*YOUR INSTRUCTIONS*: Identify each line holding the string "dimer" and copy it.

*LISTED ENTRIES*:
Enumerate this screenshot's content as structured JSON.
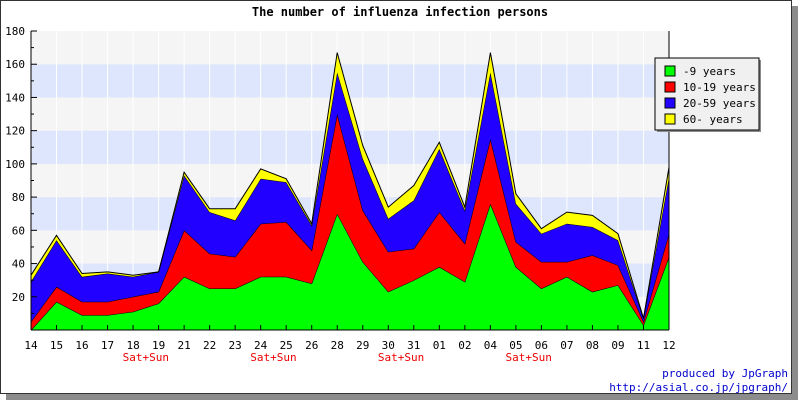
{
  "chart_data": {
    "type": "area",
    "stacked": true,
    "title": "The number of influenza infection persons",
    "categories": [
      "14",
      "15",
      "16",
      "17",
      "18",
      "19",
      "21",
      "22",
      "23",
      "24",
      "25",
      "26",
      "28",
      "29",
      "30",
      "31",
      "01",
      "02",
      "04",
      "05",
      "06",
      "07",
      "08",
      "09",
      "11",
      "12"
    ],
    "weekend_labels": [
      "",
      "",
      "",
      "",
      "Sat+Sun",
      "",
      "",
      "",
      "",
      "Sat+Sun",
      "",
      "",
      "",
      "",
      "Sat+Sun",
      "",
      "",
      "",
      "",
      "Sat+Sun",
      "",
      "",
      "",
      "",
      "",
      ""
    ],
    "ylim": [
      0,
      180
    ],
    "yticks": [
      20,
      40,
      60,
      80,
      100,
      120,
      140,
      160,
      180
    ],
    "grid": "alternating horizontal bands",
    "legend_position": "right",
    "series": [
      {
        "name": "-9 years",
        "color": "#00ff00",
        "values": [
          0,
          17,
          9,
          9,
          11,
          16,
          32,
          25,
          25,
          32,
          32,
          28,
          70,
          41,
          23,
          30,
          38,
          29,
          76,
          38,
          25,
          32,
          23,
          27,
          3,
          44
        ]
      },
      {
        "name": "10-19 years",
        "color": "#ff0000",
        "values": [
          5,
          9,
          8,
          8,
          9,
          7,
          28,
          21,
          19,
          32,
          33,
          20,
          60,
          31,
          24,
          19,
          33,
          23,
          39,
          15,
          16,
          9,
          22,
          12,
          2,
          14
        ]
      },
      {
        "name": "20-59 years",
        "color": "#2200ff",
        "values": [
          24,
          28,
          15,
          17,
          12,
          12,
          33,
          25,
          22,
          27,
          24,
          15,
          25,
          31,
          20,
          29,
          38,
          20,
          40,
          23,
          17,
          23,
          17,
          15,
          2,
          34
        ]
      },
      {
        "name": "60- years",
        "color": "#ffff00",
        "values": [
          4,
          3,
          2,
          1,
          1,
          0,
          2,
          2,
          7,
          6,
          2,
          1,
          12,
          8,
          7,
          9,
          4,
          2,
          12,
          6,
          3,
          7,
          7,
          4,
          0,
          6
        ]
      }
    ]
  },
  "credits": {
    "line1": "produced by JpGraph",
    "line2": "http://asial.co.jp/jpgraph/"
  }
}
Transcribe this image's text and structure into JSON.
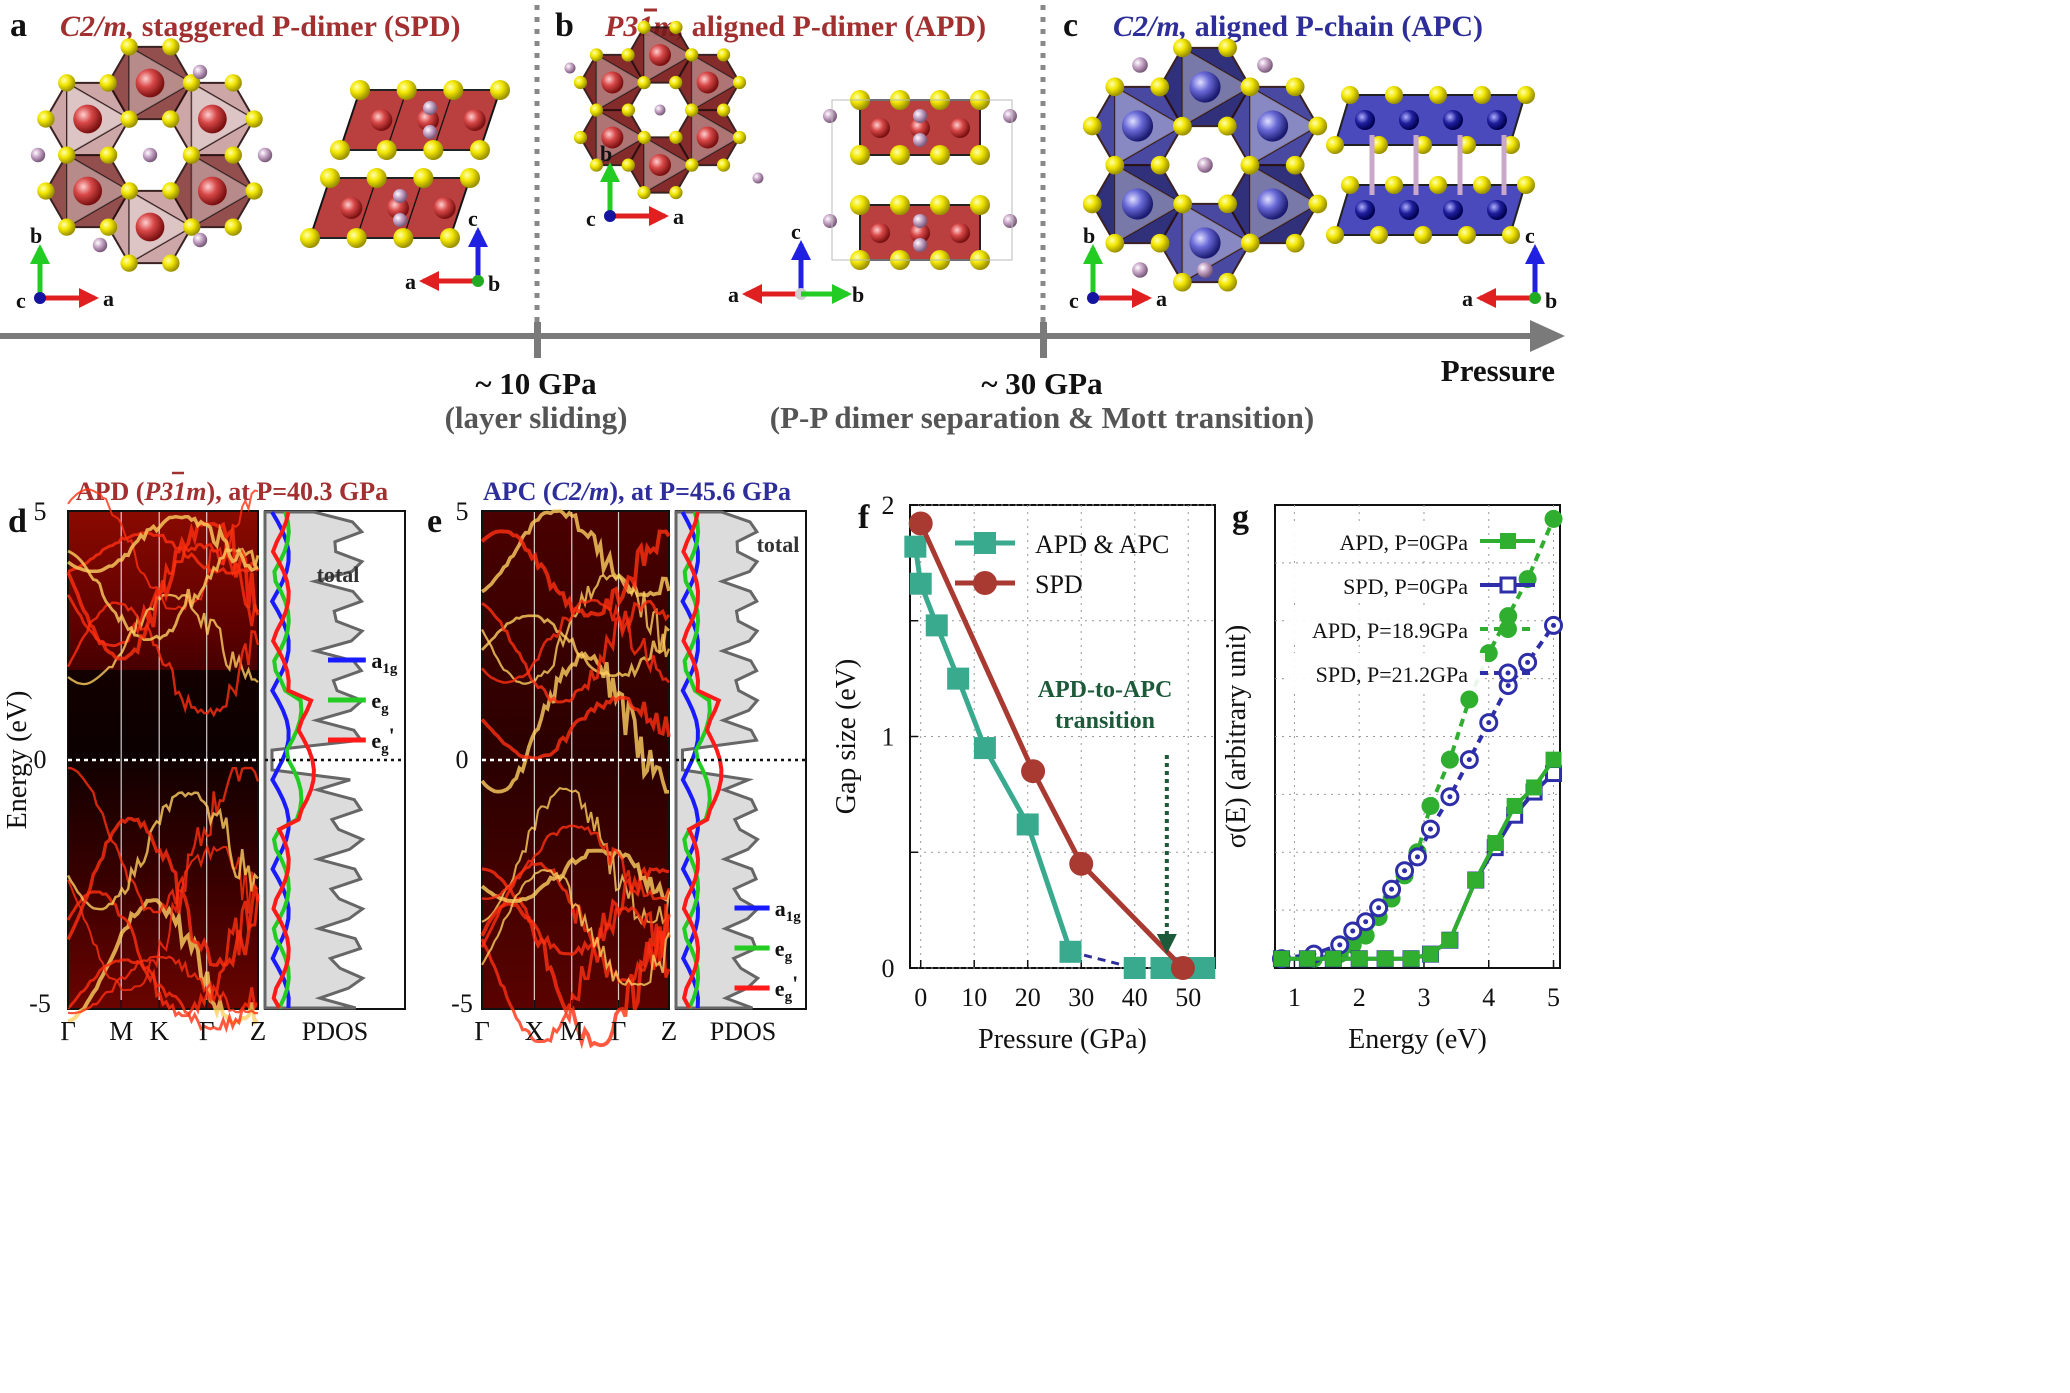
{
  "colors": {
    "spd": "#a33030",
    "apd": "#a33030",
    "apc": "#2e2e9a",
    "teal": "#3aaa8f",
    "gap_spd": "#a83a32",
    "green": "#2fae2f",
    "blue": "#2e2ea8",
    "pdos_blue": "#1a1aff",
    "pdos_green": "#22cc22",
    "pdos_red": "#ff1a1a",
    "pdos_fill": "#dcdcdc"
  },
  "top": {
    "panels": [
      {
        "letter": "a",
        "title": "C2/m, staggered P-dimer (SPD)",
        "title_italic": "C2/m,",
        "title_rest": " staggered P-dimer (SPD)",
        "axes1": {
          "x": "a",
          "y": "b",
          "z": "c"
        },
        "axes2": {
          "x": "a",
          "y": "c",
          "z": "b"
        }
      },
      {
        "letter": "b",
        "title": "P31m, aligned P-dimer (APD)",
        "title_italic": "P31m,",
        "title_rest": " aligned P-dimer (APD)",
        "axes1": {
          "x": "a",
          "y": "b",
          "z": "c"
        },
        "axes2": {
          "x": "b",
          "y": "c",
          "z": "a"
        }
      },
      {
        "letter": "c",
        "title": "C2/m, aligned P-chain (APC)",
        "title_italic": "C2/m,",
        "title_rest": " aligned P-chain (APC)",
        "axes1": {
          "x": "a",
          "y": "b",
          "z": "c"
        },
        "axes2": {
          "x": "a",
          "y": "c",
          "z": "b"
        }
      }
    ],
    "arrow_label": "Pressure",
    "transitions": [
      {
        "pressure": "~ 10 GPa",
        "note": "(layer sliding)"
      },
      {
        "pressure": "~ 30 GPa",
        "note": "(P-P dimer separation & Mott transition)"
      }
    ]
  },
  "bands": [
    {
      "letter": "d",
      "title_pre": "APD (",
      "title_italic": "P31m",
      "title_post": "), at P=40.3 GPa",
      "kpoints": [
        "Γ",
        "M",
        "K",
        "Γ",
        "Z"
      ],
      "pdos_label": "PDOS",
      "total_label": "total",
      "legend": [
        "a1g",
        "eg",
        "eg'"
      ]
    },
    {
      "letter": "e",
      "title_pre": "APC (",
      "title_italic": "C2/m",
      "title_post": "), at P=45.6 GPa",
      "kpoints": [
        "Γ",
        "X",
        "M",
        "Γ",
        "Z"
      ],
      "pdos_label": "PDOS",
      "total_label": "total",
      "legend": [
        "a1g",
        "eg",
        "eg'"
      ]
    }
  ],
  "band_axis": {
    "ylabel": "Energy (eV)",
    "yticks": [
      "5",
      "0",
      "-5"
    ]
  },
  "chart_data": [
    {
      "panel": "f",
      "type": "line",
      "xlabel": "Pressure (GPa)",
      "ylabel": "Gap size (eV)",
      "xlim": [
        -2,
        55
      ],
      "ylim": [
        0,
        2
      ],
      "xticks": [
        0,
        10,
        20,
        30,
        40,
        50
      ],
      "yticks": [
        0,
        1,
        2
      ],
      "annotation": [
        "APD-to-APC",
        "transition"
      ],
      "annotation_x": 46,
      "series": [
        {
          "name": "APD & APC",
          "marker": "square",
          "x": [
            -1,
            0,
            3,
            7,
            12,
            20,
            28,
            40,
            45,
            49,
            53
          ],
          "y": [
            1.82,
            1.66,
            1.48,
            1.25,
            0.95,
            0.62,
            0.07,
            0.0,
            0.0,
            0.0,
            0.0
          ]
        },
        {
          "name": "SPD",
          "marker": "circle",
          "x": [
            0,
            21,
            30,
            49
          ],
          "y": [
            1.92,
            0.85,
            0.45,
            0.0
          ]
        }
      ]
    },
    {
      "panel": "g",
      "type": "line",
      "xlabel": "Energy (eV)",
      "ylabel": "σ(E) (arbitrary unit)",
      "xlim": [
        0.7,
        5.1
      ],
      "ylim": [
        0,
        1
      ],
      "xticks": [
        1,
        2,
        3,
        4,
        5
      ],
      "series": [
        {
          "name": "APD, P=0GPa",
          "marker": "square-filled",
          "style": "solid",
          "x": [
            0.8,
            1.2,
            1.6,
            2.0,
            2.4,
            2.8,
            3.1,
            3.4,
            3.8,
            4.1,
            4.4,
            4.7,
            5.0
          ],
          "y": [
            0.02,
            0.02,
            0.02,
            0.02,
            0.02,
            0.02,
            0.03,
            0.06,
            0.19,
            0.27,
            0.35,
            0.39,
            0.45
          ]
        },
        {
          "name": "SPD, P=0GPa",
          "marker": "square-open",
          "style": "solid",
          "x": [
            0.8,
            1.2,
            1.6,
            2.0,
            2.4,
            2.8,
            3.1,
            3.4,
            3.8,
            4.1,
            4.4,
            4.7,
            5.0
          ],
          "y": [
            0.02,
            0.02,
            0.02,
            0.02,
            0.02,
            0.02,
            0.03,
            0.06,
            0.19,
            0.26,
            0.33,
            0.38,
            0.42
          ]
        },
        {
          "name": "APD, P=18.9GPa",
          "marker": "circle-filled",
          "style": "dashed",
          "x": [
            0.8,
            1.3,
            1.7,
            1.9,
            2.1,
            2.3,
            2.5,
            2.7,
            2.9,
            3.1,
            3.4,
            3.7,
            4.0,
            4.3,
            4.6,
            5.0
          ],
          "y": [
            0.02,
            0.02,
            0.03,
            0.05,
            0.07,
            0.11,
            0.15,
            0.2,
            0.25,
            0.35,
            0.45,
            0.58,
            0.68,
            0.76,
            0.84,
            0.97
          ]
        },
        {
          "name": "SPD, P=21.2GPa",
          "marker": "circle-dot",
          "style": "dashed",
          "x": [
            0.8,
            1.3,
            1.7,
            1.9,
            2.1,
            2.3,
            2.5,
            2.7,
            2.9,
            3.1,
            3.4,
            3.7,
            4.0,
            4.3,
            4.6,
            5.0
          ],
          "y": [
            0.02,
            0.03,
            0.05,
            0.08,
            0.1,
            0.13,
            0.17,
            0.21,
            0.24,
            0.3,
            0.37,
            0.45,
            0.53,
            0.61,
            0.66,
            0.74
          ]
        }
      ]
    }
  ]
}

*WRITTEN ANSWER*:
        "title": "C2/m, staggered P-dimer (SPD)",
        "title_rest": " staggered P-dimer (SPD)",
        "title": "P31m, aligned P-dimer (APD)",
        "title_rest": " aligned P-dimer (APD)",
        "note": "(P-P dimer separation & Mott transition)"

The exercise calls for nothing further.